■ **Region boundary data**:

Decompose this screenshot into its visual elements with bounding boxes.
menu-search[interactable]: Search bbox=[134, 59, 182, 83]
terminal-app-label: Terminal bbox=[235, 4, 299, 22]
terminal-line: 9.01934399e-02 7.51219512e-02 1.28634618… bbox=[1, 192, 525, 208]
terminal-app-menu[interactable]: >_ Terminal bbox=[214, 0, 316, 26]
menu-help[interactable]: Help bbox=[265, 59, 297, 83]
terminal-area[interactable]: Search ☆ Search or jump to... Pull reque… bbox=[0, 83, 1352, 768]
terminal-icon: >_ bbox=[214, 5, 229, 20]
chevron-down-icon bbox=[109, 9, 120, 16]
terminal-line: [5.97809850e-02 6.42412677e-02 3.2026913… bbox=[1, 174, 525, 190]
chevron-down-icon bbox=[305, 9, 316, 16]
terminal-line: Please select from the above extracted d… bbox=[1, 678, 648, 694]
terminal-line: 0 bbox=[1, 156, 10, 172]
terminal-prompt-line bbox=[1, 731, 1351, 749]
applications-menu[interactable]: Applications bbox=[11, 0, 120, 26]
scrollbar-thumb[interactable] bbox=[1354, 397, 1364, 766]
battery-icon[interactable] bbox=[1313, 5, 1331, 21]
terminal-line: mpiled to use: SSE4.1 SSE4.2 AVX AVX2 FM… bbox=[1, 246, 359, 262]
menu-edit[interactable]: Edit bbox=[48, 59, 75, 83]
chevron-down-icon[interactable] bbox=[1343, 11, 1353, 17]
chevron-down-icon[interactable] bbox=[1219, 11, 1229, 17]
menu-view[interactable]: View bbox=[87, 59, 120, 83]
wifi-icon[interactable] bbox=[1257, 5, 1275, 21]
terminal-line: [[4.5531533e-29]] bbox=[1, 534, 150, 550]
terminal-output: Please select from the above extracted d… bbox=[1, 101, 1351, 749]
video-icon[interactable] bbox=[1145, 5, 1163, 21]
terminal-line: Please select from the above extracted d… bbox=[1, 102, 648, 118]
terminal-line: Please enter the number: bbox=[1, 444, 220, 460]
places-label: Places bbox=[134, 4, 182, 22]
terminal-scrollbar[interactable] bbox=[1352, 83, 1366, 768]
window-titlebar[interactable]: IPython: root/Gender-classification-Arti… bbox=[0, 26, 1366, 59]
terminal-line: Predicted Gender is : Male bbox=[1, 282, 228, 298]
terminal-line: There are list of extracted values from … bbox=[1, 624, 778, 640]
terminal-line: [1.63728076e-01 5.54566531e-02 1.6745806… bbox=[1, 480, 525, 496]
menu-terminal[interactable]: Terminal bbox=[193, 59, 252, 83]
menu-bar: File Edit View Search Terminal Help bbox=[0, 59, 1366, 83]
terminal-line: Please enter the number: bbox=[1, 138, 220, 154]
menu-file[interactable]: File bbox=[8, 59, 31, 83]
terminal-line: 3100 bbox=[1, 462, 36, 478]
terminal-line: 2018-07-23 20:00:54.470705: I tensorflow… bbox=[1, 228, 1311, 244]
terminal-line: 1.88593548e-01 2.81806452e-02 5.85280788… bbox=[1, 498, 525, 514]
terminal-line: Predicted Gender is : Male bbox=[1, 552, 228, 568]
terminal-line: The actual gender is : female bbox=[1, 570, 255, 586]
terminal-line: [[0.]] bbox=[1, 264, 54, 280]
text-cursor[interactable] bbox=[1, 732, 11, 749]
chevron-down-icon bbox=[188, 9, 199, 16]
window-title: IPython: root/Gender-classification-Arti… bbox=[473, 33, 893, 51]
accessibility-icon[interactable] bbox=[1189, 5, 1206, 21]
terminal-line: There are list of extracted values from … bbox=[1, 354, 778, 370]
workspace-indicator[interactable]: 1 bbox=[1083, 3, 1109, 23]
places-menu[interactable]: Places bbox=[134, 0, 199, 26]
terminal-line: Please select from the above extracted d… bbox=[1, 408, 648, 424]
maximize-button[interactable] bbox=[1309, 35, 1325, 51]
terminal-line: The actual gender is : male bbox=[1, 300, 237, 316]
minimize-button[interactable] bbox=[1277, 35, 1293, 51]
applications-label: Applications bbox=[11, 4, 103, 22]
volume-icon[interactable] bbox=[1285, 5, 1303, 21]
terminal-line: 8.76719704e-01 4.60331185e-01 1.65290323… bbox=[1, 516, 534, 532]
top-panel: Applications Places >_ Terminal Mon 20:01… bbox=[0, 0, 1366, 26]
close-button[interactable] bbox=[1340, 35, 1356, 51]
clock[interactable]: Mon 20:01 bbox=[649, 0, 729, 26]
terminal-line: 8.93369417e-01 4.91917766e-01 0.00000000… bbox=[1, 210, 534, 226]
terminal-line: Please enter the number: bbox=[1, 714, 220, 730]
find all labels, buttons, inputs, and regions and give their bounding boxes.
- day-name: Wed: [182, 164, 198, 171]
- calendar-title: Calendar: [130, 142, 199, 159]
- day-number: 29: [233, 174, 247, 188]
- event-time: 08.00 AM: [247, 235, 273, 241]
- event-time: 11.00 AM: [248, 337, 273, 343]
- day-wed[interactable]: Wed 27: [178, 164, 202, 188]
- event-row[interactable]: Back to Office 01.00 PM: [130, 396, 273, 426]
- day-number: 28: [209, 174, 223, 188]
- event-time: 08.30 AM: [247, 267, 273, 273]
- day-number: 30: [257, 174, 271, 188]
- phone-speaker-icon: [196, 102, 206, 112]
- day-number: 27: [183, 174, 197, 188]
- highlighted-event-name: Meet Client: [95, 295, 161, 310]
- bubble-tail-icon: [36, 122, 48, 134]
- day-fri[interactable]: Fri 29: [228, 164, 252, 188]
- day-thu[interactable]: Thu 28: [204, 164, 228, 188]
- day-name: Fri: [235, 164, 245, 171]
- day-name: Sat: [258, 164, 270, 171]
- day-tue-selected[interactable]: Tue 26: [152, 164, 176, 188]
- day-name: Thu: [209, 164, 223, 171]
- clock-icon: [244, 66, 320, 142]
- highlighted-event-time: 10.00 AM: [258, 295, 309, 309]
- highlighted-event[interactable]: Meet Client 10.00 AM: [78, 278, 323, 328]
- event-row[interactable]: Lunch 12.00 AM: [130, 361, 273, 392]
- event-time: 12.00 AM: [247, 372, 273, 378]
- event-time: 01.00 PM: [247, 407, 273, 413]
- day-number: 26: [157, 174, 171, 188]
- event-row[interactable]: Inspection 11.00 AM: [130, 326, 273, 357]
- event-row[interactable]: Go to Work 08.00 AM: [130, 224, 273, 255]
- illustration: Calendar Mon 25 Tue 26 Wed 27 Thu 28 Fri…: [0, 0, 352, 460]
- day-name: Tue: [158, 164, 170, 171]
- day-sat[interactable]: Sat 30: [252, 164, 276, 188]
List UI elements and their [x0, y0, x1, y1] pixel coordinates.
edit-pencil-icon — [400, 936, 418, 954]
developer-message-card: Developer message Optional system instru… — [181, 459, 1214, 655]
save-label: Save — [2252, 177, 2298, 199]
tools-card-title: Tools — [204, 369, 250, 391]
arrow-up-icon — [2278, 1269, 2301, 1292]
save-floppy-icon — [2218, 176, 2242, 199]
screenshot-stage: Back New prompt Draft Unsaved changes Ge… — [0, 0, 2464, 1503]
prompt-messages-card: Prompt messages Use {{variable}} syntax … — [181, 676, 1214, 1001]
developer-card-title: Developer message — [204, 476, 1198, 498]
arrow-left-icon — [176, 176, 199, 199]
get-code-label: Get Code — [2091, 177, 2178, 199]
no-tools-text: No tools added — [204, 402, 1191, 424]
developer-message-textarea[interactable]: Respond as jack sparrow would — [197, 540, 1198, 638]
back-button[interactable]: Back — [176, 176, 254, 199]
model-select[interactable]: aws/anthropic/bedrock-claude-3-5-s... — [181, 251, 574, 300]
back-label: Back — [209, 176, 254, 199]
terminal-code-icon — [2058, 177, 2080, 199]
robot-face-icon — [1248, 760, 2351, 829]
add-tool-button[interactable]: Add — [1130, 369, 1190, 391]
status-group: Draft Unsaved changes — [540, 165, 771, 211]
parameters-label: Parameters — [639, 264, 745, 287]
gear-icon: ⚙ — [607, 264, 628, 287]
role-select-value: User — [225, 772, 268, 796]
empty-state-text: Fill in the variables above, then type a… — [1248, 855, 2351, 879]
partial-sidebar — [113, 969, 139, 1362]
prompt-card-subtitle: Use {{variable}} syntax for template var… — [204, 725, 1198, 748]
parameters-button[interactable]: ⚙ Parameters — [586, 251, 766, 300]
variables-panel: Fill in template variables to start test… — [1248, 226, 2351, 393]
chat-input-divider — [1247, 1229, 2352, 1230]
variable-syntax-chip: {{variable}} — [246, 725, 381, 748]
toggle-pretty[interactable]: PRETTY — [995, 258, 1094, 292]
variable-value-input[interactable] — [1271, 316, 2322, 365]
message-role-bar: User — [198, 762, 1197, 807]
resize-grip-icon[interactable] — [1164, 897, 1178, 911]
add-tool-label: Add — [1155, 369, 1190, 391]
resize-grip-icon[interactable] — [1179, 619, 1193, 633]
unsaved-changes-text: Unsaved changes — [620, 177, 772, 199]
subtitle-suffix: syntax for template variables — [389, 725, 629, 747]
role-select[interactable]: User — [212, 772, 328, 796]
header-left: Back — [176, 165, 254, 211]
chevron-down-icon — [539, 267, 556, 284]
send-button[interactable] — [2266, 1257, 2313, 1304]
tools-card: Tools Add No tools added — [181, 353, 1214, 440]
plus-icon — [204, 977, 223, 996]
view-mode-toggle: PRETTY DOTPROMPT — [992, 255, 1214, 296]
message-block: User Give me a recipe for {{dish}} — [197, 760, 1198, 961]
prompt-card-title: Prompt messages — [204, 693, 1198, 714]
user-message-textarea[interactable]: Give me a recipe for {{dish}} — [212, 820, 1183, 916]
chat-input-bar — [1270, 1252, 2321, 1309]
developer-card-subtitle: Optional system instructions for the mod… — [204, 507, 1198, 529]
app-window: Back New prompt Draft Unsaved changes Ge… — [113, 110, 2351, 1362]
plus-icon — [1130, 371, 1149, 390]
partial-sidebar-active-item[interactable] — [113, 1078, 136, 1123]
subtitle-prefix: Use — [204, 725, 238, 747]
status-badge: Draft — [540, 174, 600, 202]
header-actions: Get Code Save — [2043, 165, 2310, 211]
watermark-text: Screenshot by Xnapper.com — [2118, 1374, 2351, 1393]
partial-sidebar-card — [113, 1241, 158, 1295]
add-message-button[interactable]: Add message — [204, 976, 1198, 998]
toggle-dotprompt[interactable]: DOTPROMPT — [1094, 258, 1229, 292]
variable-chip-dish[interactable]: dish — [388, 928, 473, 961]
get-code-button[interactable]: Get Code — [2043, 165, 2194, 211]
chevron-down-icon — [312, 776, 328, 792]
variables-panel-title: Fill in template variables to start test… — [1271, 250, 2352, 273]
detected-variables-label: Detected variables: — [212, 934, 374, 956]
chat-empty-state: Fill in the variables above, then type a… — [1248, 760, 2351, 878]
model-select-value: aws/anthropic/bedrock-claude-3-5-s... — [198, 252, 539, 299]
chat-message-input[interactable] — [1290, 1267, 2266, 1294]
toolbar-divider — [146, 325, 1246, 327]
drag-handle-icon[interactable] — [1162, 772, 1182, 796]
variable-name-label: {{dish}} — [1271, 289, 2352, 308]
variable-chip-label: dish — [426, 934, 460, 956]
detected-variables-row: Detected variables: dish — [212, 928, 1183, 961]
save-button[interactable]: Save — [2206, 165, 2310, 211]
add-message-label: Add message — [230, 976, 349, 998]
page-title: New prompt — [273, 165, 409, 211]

■ **What is needed**:
Format the items from the start through the line containing "terminal-scrollbar[interactable] bbox=[1352, 83, 1366, 768]" as a numbered list, leaving out any blank lines.

■ **Task answer**:
1. Decompose this screenshot into its visual elements with bounding boxes.
2. menu-search[interactable]: Search bbox=[134, 59, 182, 83]
3. terminal-app-label: Terminal bbox=[235, 4, 299, 22]
4. terminal-line: 9.01934399e-02 7.51219512e-02 1.28634618… bbox=[1, 192, 525, 208]
5. terminal-app-menu[interactable]: >_ Terminal bbox=[214, 0, 316, 26]
6. menu-help[interactable]: Help bbox=[265, 59, 297, 83]
7. terminal-area[interactable]: Search ☆ Search or jump to... Pull reque… bbox=[0, 83, 1352, 768]
8. terminal-icon: >_ bbox=[214, 5, 229, 20]
9. chevron-down-icon bbox=[109, 9, 120, 16]
10. terminal-line: [5.97809850e-02 6.42412677e-02 3.2026913… bbox=[1, 174, 525, 190]
11. chevron-down-icon bbox=[305, 9, 316, 16]
12. terminal-line: Please select from the above extracted d… bbox=[1, 678, 648, 694]
13. terminal-line: 0 bbox=[1, 156, 10, 172]
14. terminal-prompt-line bbox=[1, 731, 1351, 749]
15. applications-menu[interactable]: Applications bbox=[11, 0, 120, 26]
16. scrollbar-thumb[interactable] bbox=[1354, 397, 1364, 766]
17. battery-icon[interactable] bbox=[1313, 5, 1331, 21]
18. terminal-line: mpiled to use: SSE4.1 SSE4.2 AVX AVX2 FM… bbox=[1, 246, 359, 262]
19. menu-edit[interactable]: Edit bbox=[48, 59, 75, 83]
20. chevron-down-icon[interactable] bbox=[1343, 11, 1353, 17]
21. chevron-down-icon[interactable] bbox=[1219, 11, 1229, 17]
22. menu-view[interactable]: View bbox=[87, 59, 120, 83]
23. wifi-icon[interactable] bbox=[1257, 5, 1275, 21]
24. terminal-line: [[4.5531533e-29]] bbox=[1, 534, 150, 550]
25. terminal-output: Please select from the above extracted d… bbox=[1, 101, 1351, 749]
26. video-icon[interactable] bbox=[1145, 5, 1163, 21]
27. terminal-line: Please select from the above extracted d… bbox=[1, 102, 648, 118]
28. terminal-line: Please enter the number: bbox=[1, 444, 220, 460]
29. places-label: Places bbox=[134, 4, 182, 22]
30. terminal-scrollbar[interactable] bbox=[1352, 83, 1366, 768]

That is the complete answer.